Your task is to copy the listing exactly. Drop any pictures from the copy.

Records contained in a dataset:
——

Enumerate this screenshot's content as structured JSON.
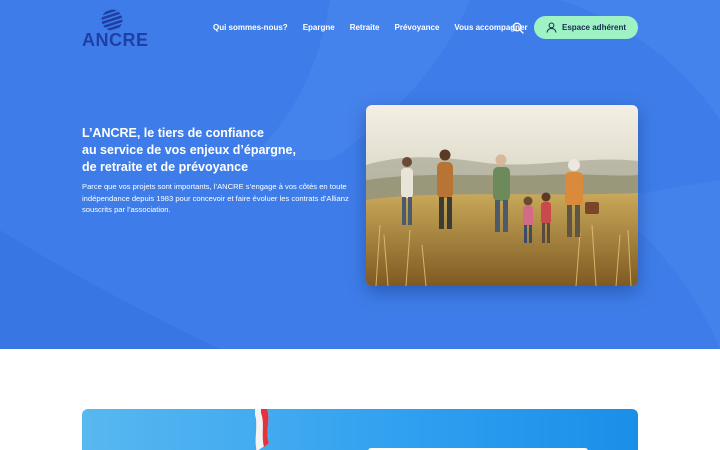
{
  "brand": {
    "name": "ANCRE",
    "logo_icon": "globe-stripes-icon",
    "color_primary": "#1f3fa6",
    "color_hero_bg": "#3e7de9",
    "color_accent": "#9ff2c4"
  },
  "nav": {
    "items": [
      {
        "label": "Qui sommes-nous?"
      },
      {
        "label": "Epargne"
      },
      {
        "label": "Retraite"
      },
      {
        "label": "Prévoyance"
      },
      {
        "label": "Vous accompagner"
      }
    ],
    "search_icon": "search-icon",
    "member_button": {
      "label": "Espace adhérent",
      "icon": "user-icon"
    }
  },
  "hero": {
    "title_lines": [
      "L’ANCRE, le tiers de confiance",
      "au service de vos enjeux d’épargne,",
      "de retraite et de prévoyance"
    ],
    "body": "Parce que vos projets sont importants, l’ANCRE s’engage à vos côtés en toute indépendance depuis 1983 pour concevoir et faire évoluer les contrats d’Allianz souscrits par l’association."
  }
}
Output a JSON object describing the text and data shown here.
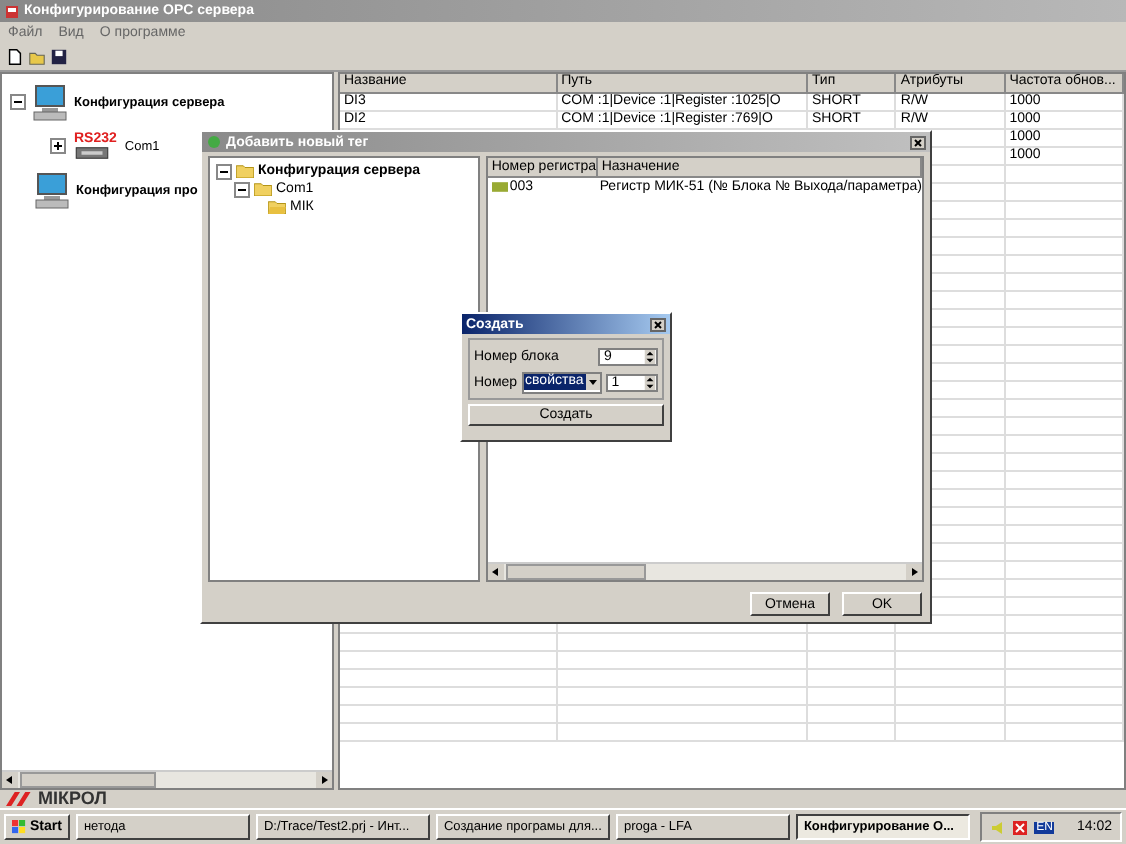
{
  "window": {
    "title": "Конфигурирование OPC сервера"
  },
  "menu": [
    "Файл",
    "Вид",
    "О программе"
  ],
  "tree": [
    {
      "label": "Конфигурация сервера",
      "kind": "server",
      "expanded": true,
      "children": [
        {
          "label": "Com1",
          "badge": "RS232",
          "kind": "port",
          "expanded": false
        }
      ]
    },
    {
      "label": "Конфигурация про",
      "kind": "server"
    }
  ],
  "table": {
    "columns": [
      "Название",
      "Путь",
      "Тип",
      "Атрибуты",
      "Частота обнов..."
    ],
    "rows": [
      {
        "cells": [
          "DI3",
          "COM :1|Device :1|Register :1025|O",
          "SHORT",
          "R/W",
          "1000"
        ]
      },
      {
        "cells": [
          "DI2",
          "COM :1|Device :1|Register :769|O",
          "SHORT",
          "R/W",
          "1000"
        ]
      },
      {
        "cells": [
          null,
          null,
          null,
          null,
          "1000"
        ]
      },
      {
        "cells": [
          null,
          null,
          null,
          null,
          "1000"
        ]
      }
    ]
  },
  "add_tag_dialog": {
    "title": "Добавить новый тег",
    "tree": [
      {
        "label": "Конфигурация сервера",
        "expanded": true,
        "children": [
          {
            "label": "Com1",
            "expanded": true,
            "children": [
              {
                "label": "МІК"
              }
            ]
          }
        ]
      }
    ],
    "columns": [
      "Номер регистра",
      "Назначение"
    ],
    "rows": [
      {
        "register": "003",
        "purpose": "Регистр МИК-51 (№ Блока № Выхода/параметра)"
      }
    ],
    "buttons": [
      "Отмена",
      "OK"
    ]
  },
  "create_dialog": {
    "title": "Создать",
    "block_label": "Номер блока",
    "block_value": "9",
    "number_label": "Номер",
    "number_kind": "свойства",
    "number_value": "1",
    "button": "Создать"
  },
  "logo": "МІКРОЛ",
  "taskbar": {
    "start": "Start",
    "tasks": [
      {
        "label": "нетода",
        "selected": false
      },
      {
        "label": "D:/Trace/Test2.prj - Инт...",
        "selected": false
      },
      {
        "label": "Создание програмы для...",
        "selected": false
      },
      {
        "label": "proga - LFA",
        "selected": false
      },
      {
        "label": "Конфигурирование О...",
        "selected": true
      }
    ],
    "language": "EN",
    "clock": "14:02"
  }
}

——

■ ANSWER TO THE PROBLEM
Enumerate this screenshot's content as structured JSON.
{
  "brand": {
    "name": "ANCRE",
    "logo_icon": "globe-stripes-icon",
    "color_primary": "#1f3fa6",
    "color_hero_bg": "#3e7de9",
    "color_accent": "#9ff2c4"
  },
  "nav": {
    "items": [
      {
        "label": "Qui sommes-nous?"
      },
      {
        "label": "Epargne"
      },
      {
        "label": "Retraite"
      },
      {
        "label": "Prévoyance"
      },
      {
        "label": "Vous accompagner"
      }
    ],
    "search_icon": "search-icon",
    "member_button": {
      "label": "Espace adhérent",
      "icon": "user-icon"
    }
  },
  "hero": {
    "title_lines": [
      "L’ANCRE, le tiers de confiance",
      "au service de vos enjeux d’épargne,",
      "de retraite et de prévoyance"
    ],
    "body": "Parce que vos projets sont importants, l’ANCRE s’engage à vos côtés en toute indépendance depuis 1983 pour concevoir et faire évoluer les contrats d’Allianz souscrits par l’association."
  }
}
Output a JSON object describing the text and data shown here.
{
  "window": {
    "title": "Конфигурирование OPC сервера"
  },
  "menu": [
    "Файл",
    "Вид",
    "О программе"
  ],
  "tree": [
    {
      "label": "Конфигурация сервера",
      "kind": "server",
      "expanded": true,
      "children": [
        {
          "label": "Com1",
          "badge": "RS232",
          "kind": "port",
          "expanded": false
        }
      ]
    },
    {
      "label": "Конфигурация про",
      "kind": "server"
    }
  ],
  "table": {
    "columns": [
      "Название",
      "Путь",
      "Тип",
      "Атрибуты",
      "Частота обнов..."
    ],
    "rows": [
      {
        "cells": [
          "DI3",
          "COM :1|Device :1|Register :1025|O",
          "SHORT",
          "R/W",
          "1000"
        ]
      },
      {
        "cells": [
          "DI2",
          "COM :1|Device :1|Register :769|O",
          "SHORT",
          "R/W",
          "1000"
        ]
      },
      {
        "cells": [
          null,
          null,
          null,
          null,
          "1000"
        ]
      },
      {
        "cells": [
          null,
          null,
          null,
          null,
          "1000"
        ]
      }
    ]
  },
  "add_tag_dialog": {
    "title": "Добавить новый тег",
    "tree": [
      {
        "label": "Конфигурация сервера",
        "expanded": true,
        "children": [
          {
            "label": "Com1",
            "expanded": true,
            "children": [
              {
                "label": "МІК"
              }
            ]
          }
        ]
      }
    ],
    "columns": [
      "Номер регистра",
      "Назначение"
    ],
    "rows": [
      {
        "register": "003",
        "purpose": "Регистр МИК-51 (№ Блока № Выхода/параметра)"
      }
    ],
    "buttons": [
      "Отмена",
      "OK"
    ]
  },
  "create_dialog": {
    "title": "Создать",
    "block_label": "Номер блока",
    "block_value": "9",
    "number_label": "Номер",
    "number_kind": "свойства",
    "number_value": "1",
    "button": "Создать"
  },
  "logo": "МІКРОЛ",
  "taskbar": {
    "start": "Start",
    "tasks": [
      {
        "label": "нетода",
        "selected": false
      },
      {
        "label": "D:/Trace/Test2.prj - Инт...",
        "selected": false
      },
      {
        "label": "Создание програмы для...",
        "selected": false
      },
      {
        "label": "proga - LFA",
        "selected": false
      },
      {
        "label": "Конфигурирование О...",
        "selected": true
      }
    ],
    "language": "EN",
    "clock": "14:02"
  }
}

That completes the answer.